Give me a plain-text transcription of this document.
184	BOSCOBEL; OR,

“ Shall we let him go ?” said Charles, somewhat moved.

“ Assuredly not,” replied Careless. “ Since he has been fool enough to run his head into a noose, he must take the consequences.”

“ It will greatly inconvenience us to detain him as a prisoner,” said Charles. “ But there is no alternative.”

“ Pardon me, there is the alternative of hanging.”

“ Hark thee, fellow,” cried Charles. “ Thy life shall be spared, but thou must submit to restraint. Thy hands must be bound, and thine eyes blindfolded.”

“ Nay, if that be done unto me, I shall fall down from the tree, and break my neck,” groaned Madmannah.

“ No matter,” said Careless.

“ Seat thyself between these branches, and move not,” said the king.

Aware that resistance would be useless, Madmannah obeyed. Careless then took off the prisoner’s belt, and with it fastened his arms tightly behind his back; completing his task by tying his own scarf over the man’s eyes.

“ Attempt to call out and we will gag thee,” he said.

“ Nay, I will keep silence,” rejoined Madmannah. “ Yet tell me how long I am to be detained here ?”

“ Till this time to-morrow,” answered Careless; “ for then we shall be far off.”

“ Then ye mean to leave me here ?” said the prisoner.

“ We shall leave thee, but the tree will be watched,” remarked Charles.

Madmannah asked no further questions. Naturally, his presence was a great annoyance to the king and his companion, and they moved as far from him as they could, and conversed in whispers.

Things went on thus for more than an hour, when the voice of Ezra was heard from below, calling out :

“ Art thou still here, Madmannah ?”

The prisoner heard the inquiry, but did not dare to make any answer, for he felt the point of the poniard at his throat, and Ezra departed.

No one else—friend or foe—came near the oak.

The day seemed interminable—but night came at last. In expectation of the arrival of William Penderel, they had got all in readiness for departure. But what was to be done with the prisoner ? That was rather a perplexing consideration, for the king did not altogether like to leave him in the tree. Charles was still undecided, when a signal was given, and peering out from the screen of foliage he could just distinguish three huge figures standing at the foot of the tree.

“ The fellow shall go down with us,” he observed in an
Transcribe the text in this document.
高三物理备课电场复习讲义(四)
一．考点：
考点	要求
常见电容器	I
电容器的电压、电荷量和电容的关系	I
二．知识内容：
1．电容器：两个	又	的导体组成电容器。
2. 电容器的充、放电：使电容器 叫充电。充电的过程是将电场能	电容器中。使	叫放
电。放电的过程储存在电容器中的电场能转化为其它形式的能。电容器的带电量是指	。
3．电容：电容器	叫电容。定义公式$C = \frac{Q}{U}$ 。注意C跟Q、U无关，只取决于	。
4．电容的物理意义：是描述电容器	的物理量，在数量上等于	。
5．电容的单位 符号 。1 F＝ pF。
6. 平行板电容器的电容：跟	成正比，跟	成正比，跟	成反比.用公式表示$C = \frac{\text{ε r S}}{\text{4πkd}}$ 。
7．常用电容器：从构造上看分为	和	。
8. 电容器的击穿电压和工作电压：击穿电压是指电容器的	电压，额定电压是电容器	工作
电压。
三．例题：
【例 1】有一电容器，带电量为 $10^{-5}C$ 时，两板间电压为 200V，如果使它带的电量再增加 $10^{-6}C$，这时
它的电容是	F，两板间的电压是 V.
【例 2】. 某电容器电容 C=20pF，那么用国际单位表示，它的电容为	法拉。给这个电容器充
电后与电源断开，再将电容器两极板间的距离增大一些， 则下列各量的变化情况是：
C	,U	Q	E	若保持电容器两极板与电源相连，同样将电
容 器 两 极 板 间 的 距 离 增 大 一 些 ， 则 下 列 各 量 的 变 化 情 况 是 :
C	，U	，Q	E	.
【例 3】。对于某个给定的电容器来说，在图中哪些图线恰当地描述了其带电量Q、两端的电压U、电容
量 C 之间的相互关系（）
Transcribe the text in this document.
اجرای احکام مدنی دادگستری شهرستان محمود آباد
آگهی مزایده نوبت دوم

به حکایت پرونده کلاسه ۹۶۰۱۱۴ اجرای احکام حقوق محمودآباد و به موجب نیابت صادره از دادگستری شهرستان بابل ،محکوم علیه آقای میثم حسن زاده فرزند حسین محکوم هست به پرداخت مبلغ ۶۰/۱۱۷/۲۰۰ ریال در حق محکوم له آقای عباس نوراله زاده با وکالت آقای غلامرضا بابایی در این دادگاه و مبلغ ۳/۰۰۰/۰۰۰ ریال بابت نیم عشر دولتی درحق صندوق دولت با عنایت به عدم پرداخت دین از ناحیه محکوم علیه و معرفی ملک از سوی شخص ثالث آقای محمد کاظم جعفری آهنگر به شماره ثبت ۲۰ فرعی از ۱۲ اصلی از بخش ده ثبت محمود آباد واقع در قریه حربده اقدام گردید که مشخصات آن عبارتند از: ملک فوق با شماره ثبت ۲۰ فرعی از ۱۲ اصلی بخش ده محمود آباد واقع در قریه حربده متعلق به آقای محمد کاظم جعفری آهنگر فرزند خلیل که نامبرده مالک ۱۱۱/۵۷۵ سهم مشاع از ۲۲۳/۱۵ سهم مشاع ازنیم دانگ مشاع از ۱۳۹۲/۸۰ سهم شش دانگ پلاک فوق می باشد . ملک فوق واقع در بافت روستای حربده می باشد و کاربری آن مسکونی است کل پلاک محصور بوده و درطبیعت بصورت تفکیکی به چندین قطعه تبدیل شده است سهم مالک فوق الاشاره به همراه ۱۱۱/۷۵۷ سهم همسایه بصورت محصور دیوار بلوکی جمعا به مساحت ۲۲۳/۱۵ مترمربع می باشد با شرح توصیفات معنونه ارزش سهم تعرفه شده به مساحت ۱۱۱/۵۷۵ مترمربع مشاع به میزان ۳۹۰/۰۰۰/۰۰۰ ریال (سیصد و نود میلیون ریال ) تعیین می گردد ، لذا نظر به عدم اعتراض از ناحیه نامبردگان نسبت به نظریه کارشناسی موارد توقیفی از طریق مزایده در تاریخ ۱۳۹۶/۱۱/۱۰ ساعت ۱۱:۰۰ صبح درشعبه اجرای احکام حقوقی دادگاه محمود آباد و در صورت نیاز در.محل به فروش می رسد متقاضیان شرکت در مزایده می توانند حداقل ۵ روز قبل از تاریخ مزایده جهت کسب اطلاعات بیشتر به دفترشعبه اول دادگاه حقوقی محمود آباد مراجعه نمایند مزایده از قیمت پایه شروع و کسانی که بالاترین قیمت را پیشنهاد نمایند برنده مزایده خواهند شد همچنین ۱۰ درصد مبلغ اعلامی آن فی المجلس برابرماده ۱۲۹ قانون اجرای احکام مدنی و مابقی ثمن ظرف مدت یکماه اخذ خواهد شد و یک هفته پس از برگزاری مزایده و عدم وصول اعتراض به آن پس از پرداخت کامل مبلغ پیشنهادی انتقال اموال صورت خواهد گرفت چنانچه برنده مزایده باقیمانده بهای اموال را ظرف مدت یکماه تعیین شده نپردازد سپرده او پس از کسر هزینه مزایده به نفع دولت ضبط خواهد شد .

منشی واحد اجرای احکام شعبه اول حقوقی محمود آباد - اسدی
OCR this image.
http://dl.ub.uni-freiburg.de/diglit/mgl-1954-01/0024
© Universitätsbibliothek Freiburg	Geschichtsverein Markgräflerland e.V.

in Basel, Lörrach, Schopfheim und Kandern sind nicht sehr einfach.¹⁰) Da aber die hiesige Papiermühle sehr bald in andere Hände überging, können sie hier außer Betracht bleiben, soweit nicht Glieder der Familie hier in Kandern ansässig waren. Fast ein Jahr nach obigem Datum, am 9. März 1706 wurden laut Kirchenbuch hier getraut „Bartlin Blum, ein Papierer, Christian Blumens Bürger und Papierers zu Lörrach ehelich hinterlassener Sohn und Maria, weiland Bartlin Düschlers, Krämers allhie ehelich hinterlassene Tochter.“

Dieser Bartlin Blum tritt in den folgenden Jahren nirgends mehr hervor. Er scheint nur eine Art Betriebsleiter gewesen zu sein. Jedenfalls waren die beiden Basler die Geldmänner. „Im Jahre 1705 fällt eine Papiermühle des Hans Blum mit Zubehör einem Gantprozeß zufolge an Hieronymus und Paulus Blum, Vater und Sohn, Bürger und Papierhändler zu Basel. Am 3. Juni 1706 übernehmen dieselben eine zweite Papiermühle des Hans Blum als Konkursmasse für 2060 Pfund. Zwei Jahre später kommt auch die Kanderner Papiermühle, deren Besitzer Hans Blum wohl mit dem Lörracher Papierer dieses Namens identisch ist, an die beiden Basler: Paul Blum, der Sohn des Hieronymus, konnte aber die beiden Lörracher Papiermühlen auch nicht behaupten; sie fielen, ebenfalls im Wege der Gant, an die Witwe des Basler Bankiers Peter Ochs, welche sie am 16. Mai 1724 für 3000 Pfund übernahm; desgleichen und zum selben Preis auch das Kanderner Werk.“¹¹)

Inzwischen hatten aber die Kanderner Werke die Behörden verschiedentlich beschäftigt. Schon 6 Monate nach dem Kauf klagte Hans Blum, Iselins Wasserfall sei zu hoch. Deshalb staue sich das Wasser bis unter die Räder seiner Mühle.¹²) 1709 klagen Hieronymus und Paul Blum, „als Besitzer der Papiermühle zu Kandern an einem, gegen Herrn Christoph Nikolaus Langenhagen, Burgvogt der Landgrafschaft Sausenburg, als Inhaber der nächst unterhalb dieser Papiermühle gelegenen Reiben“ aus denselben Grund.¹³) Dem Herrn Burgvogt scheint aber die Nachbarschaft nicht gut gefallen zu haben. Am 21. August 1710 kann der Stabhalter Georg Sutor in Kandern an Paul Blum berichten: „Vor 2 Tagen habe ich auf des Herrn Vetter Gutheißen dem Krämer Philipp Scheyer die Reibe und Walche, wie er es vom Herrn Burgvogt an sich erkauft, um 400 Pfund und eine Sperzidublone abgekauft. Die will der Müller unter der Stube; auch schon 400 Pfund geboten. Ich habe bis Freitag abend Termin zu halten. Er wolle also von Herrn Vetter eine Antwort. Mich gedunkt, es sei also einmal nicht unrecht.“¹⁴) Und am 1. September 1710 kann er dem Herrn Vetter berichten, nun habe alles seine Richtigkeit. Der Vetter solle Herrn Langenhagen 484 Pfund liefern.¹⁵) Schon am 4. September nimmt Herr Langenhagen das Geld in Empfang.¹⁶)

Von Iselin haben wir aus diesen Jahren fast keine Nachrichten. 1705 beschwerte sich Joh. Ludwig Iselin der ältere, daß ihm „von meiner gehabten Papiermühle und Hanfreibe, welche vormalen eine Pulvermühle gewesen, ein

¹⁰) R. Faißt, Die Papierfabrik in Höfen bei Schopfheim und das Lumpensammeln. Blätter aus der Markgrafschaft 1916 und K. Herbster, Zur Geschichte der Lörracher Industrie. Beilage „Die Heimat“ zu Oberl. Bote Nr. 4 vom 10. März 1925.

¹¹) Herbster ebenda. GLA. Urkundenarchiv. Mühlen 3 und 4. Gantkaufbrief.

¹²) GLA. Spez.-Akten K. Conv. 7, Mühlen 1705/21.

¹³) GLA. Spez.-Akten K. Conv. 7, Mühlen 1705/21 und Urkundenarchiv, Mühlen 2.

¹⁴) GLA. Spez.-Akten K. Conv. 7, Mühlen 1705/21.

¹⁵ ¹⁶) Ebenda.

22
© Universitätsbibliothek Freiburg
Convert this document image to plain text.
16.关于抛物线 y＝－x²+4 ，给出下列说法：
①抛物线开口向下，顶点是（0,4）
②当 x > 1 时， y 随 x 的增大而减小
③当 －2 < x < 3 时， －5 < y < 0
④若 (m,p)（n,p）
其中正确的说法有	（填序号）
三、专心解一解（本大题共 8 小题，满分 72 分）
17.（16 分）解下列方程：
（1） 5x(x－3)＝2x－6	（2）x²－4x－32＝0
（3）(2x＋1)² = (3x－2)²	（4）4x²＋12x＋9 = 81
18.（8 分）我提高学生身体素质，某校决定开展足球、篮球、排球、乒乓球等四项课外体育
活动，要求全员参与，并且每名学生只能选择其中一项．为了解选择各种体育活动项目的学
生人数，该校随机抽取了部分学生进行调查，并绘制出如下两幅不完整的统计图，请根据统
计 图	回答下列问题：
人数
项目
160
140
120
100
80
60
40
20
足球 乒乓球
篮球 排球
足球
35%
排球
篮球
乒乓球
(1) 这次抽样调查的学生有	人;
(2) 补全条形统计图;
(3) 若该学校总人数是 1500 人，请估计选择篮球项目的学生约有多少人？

**What needs to be done:** From the line that contains "Convert this document image to plain text." down to the last line of the listing above, repeat each line exactly, and include nothing else.

**Result:**
Convert this document image to plain text.
16.关于抛物线 y＝－x²+4 ，给出下列说法：
①抛物线开口向下，顶点是（0,4）
②当 x > 1 时， y 随 x 的增大而减小
③当 －2 < x < 3 时， －5 < y < 0
④若 (m,p)（n,p）
其中正确的说法有	（填序号）
三、专心解一解（本大题共 8 小题，满分 72 分）
17.（16 分）解下列方程：
（1） 5x(x－3)＝2x－6	（2）x²－4x－32＝0
（3）(2x＋1)² = (3x－2)²	（4）4x²＋12x＋9 = 81
18.（8 分）我提高学生身体素质，某校决定开展足球、篮球、排球、乒乓球等四项课外体育
活动，要求全员参与，并且每名学生只能选择其中一项．为了解选择各种体育活动项目的学
生人数，该校随机抽取了部分学生进行调查，并绘制出如下两幅不完整的统计图，请根据统
计 图	回答下列问题：
人数
项目
160
140
120
100
80
60
40
20
足球 乒乓球
篮球 排球
足球
35%
排球
篮球
乒乓球
(1) 这次抽样调查的学生有	人;
(2) 补全条形统计图;
(3) 若该学校总人数是 1500 人，请估计选择篮球项目的学生约有多少人？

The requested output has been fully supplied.